_EXERCISE_
Reproduce the listing exactly and skip over any pictures.

_EXERCISE MATERIAL_
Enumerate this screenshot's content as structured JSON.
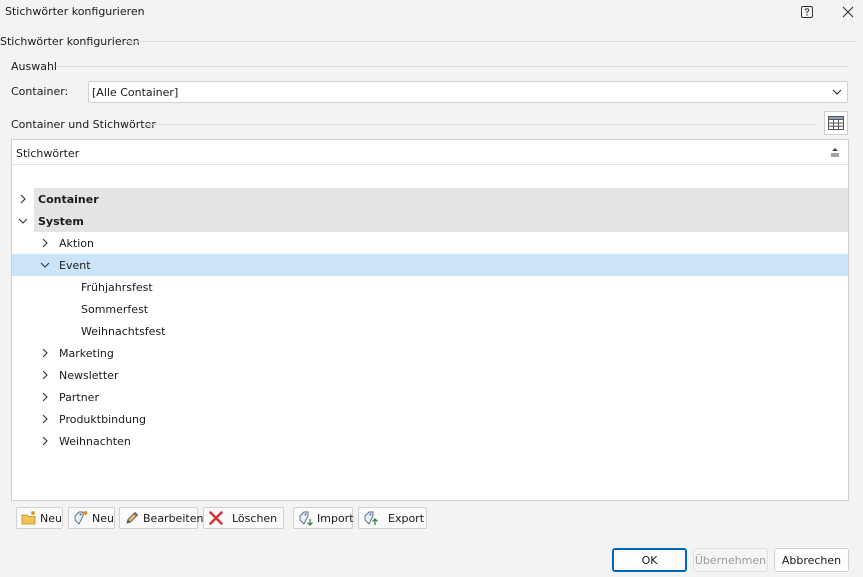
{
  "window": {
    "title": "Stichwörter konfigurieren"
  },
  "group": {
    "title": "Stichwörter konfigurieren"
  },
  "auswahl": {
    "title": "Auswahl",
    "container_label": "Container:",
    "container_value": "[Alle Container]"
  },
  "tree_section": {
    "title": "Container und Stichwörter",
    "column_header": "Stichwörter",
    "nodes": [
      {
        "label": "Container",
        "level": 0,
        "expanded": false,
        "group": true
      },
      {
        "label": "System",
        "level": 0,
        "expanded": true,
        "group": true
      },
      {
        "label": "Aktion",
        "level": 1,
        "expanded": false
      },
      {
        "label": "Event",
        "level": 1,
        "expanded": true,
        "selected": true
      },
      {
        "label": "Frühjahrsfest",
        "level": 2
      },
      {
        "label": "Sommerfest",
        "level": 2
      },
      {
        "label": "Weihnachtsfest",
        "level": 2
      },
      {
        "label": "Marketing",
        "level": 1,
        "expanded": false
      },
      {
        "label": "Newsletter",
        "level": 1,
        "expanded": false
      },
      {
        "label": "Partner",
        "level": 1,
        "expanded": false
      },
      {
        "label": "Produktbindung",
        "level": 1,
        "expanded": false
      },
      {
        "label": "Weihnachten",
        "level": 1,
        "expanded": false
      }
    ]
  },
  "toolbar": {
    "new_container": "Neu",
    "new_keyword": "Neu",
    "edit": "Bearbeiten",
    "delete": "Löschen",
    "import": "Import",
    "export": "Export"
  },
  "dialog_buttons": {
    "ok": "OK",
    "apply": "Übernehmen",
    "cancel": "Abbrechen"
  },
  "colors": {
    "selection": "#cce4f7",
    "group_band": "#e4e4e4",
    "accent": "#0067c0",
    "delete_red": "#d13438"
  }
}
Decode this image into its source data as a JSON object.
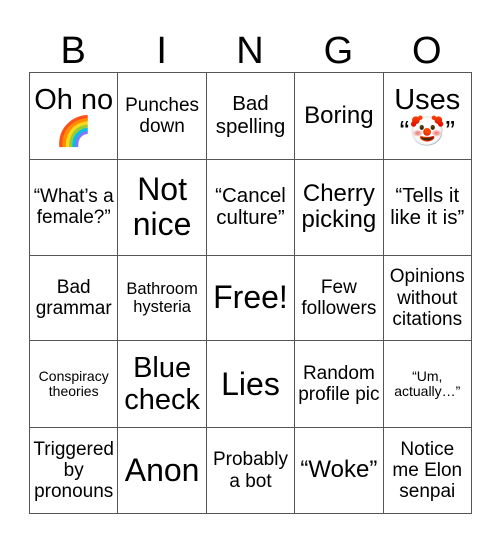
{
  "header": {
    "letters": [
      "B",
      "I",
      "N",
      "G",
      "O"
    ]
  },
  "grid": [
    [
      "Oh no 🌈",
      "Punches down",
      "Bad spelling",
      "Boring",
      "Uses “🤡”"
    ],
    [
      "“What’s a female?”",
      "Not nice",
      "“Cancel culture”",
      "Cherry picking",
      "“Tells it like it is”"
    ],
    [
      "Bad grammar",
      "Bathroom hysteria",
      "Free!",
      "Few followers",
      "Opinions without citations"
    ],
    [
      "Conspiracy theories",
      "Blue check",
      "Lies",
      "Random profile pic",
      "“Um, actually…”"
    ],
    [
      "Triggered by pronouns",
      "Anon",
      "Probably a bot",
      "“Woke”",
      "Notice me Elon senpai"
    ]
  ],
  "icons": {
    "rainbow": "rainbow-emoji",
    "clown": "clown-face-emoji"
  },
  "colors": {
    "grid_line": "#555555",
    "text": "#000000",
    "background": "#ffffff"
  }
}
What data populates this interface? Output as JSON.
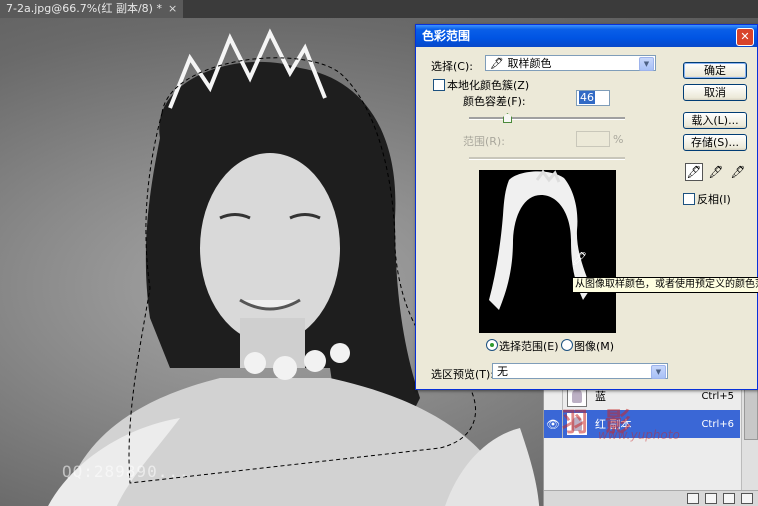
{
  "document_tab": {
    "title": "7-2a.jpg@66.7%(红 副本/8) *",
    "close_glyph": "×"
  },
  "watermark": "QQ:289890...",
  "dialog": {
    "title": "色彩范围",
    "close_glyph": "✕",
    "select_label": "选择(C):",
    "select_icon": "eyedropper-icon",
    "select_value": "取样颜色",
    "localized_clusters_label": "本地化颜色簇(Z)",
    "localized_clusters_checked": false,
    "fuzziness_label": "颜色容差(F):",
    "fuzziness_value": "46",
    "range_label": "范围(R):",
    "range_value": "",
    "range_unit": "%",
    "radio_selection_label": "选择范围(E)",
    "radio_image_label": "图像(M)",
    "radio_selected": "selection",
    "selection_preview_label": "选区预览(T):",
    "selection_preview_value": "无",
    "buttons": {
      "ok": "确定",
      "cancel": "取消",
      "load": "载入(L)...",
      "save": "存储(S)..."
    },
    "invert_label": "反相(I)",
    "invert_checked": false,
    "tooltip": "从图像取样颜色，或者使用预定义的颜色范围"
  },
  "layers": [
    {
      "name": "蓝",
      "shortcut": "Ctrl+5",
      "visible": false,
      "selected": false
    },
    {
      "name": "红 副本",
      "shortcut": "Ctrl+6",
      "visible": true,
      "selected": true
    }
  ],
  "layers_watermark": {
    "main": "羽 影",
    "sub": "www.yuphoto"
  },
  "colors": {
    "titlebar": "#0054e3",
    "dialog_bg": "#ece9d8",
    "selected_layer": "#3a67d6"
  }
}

_ANSWER IN FULL_
Enumerate this screenshot's content as structured JSON.
{
  "window": {
    "title": "Stichwörter konfigurieren"
  },
  "group": {
    "title": "Stichwörter konfigurieren"
  },
  "auswahl": {
    "title": "Auswahl",
    "container_label": "Container:",
    "container_value": "[Alle Container]"
  },
  "tree_section": {
    "title": "Container und Stichwörter",
    "column_header": "Stichwörter",
    "nodes": [
      {
        "label": "Container",
        "level": 0,
        "expanded": false,
        "group": true
      },
      {
        "label": "System",
        "level": 0,
        "expanded": true,
        "group": true
      },
      {
        "label": "Aktion",
        "level": 1,
        "expanded": false
      },
      {
        "label": "Event",
        "level": 1,
        "expanded": true,
        "selected": true
      },
      {
        "label": "Frühjahrsfest",
        "level": 2
      },
      {
        "label": "Sommerfest",
        "level": 2
      },
      {
        "label": "Weihnachtsfest",
        "level": 2
      },
      {
        "label": "Marketing",
        "level": 1,
        "expanded": false
      },
      {
        "label": "Newsletter",
        "level": 1,
        "expanded": false
      },
      {
        "label": "Partner",
        "level": 1,
        "expanded": false
      },
      {
        "label": "Produktbindung",
        "level": 1,
        "expanded": false
      },
      {
        "label": "Weihnachten",
        "level": 1,
        "expanded": false
      }
    ]
  },
  "toolbar": {
    "new_container": "Neu",
    "new_keyword": "Neu",
    "edit": "Bearbeiten",
    "delete": "Löschen",
    "import": "Import",
    "export": "Export"
  },
  "dialog_buttons": {
    "ok": "OK",
    "apply": "Übernehmen",
    "cancel": "Abbrechen"
  },
  "colors": {
    "selection": "#cce4f7",
    "group_band": "#e4e4e4",
    "accent": "#0067c0",
    "delete_red": "#d13438"
  }
}
Decode this image into its source data as a JSON object.
{
  "header": {
    "letters": [
      "B",
      "I",
      "N",
      "G",
      "O"
    ]
  },
  "grid": [
    [
      "Oh no 🌈",
      "Punches down",
      "Bad spelling",
      "Boring",
      "Uses “🤡”"
    ],
    [
      "“What’s a female?”",
      "Not nice",
      "“Cancel culture”",
      "Cherry picking",
      "“Tells it like it is”"
    ],
    [
      "Bad grammar",
      "Bathroom hysteria",
      "Free!",
      "Few followers",
      "Opinions without citations"
    ],
    [
      "Conspiracy theories",
      "Blue check",
      "Lies",
      "Random profile pic",
      "“Um, actually…”"
    ],
    [
      "Triggered by pronouns",
      "Anon",
      "Probably a bot",
      "“Woke”",
      "Notice me Elon senpai"
    ]
  ],
  "icons": {
    "rainbow": "rainbow-emoji",
    "clown": "clown-face-emoji"
  },
  "colors": {
    "grid_line": "#555555",
    "text": "#000000",
    "background": "#ffffff"
  }
}
What data populates this interface? Output as JSON.
{
  "document_tab": {
    "title": "7-2a.jpg@66.7%(红 副本/8) *",
    "close_glyph": "×"
  },
  "watermark": "QQ:289890...",
  "dialog": {
    "title": "色彩范围",
    "close_glyph": "✕",
    "select_label": "选择(C):",
    "select_icon": "eyedropper-icon",
    "select_value": "取样颜色",
    "localized_clusters_label": "本地化颜色簇(Z)",
    "localized_clusters_checked": false,
    "fuzziness_label": "颜色容差(F):",
    "fuzziness_value": "46",
    "range_label": "范围(R):",
    "range_value": "",
    "range_unit": "%",
    "radio_selection_label": "选择范围(E)",
    "radio_image_label": "图像(M)",
    "radio_selected": "selection",
    "selection_preview_label": "选区预览(T):",
    "selection_preview_value": "无",
    "buttons": {
      "ok": "确定",
      "cancel": "取消",
      "load": "载入(L)...",
      "save": "存储(S)..."
    },
    "invert_label": "反相(I)",
    "invert_checked": false,
    "tooltip": "从图像取样颜色，或者使用预定义的颜色范围"
  },
  "layers": [
    {
      "name": "蓝",
      "shortcut": "Ctrl+5",
      "visible": false,
      "selected": false
    },
    {
      "name": "红 副本",
      "shortcut": "Ctrl+6",
      "visible": true,
      "selected": true
    }
  ],
  "layers_watermark": {
    "main": "羽 影",
    "sub": "www.yuphoto"
  },
  "colors": {
    "titlebar": "#0054e3",
    "dialog_bg": "#ece9d8",
    "selected_layer": "#3a67d6"
  }
}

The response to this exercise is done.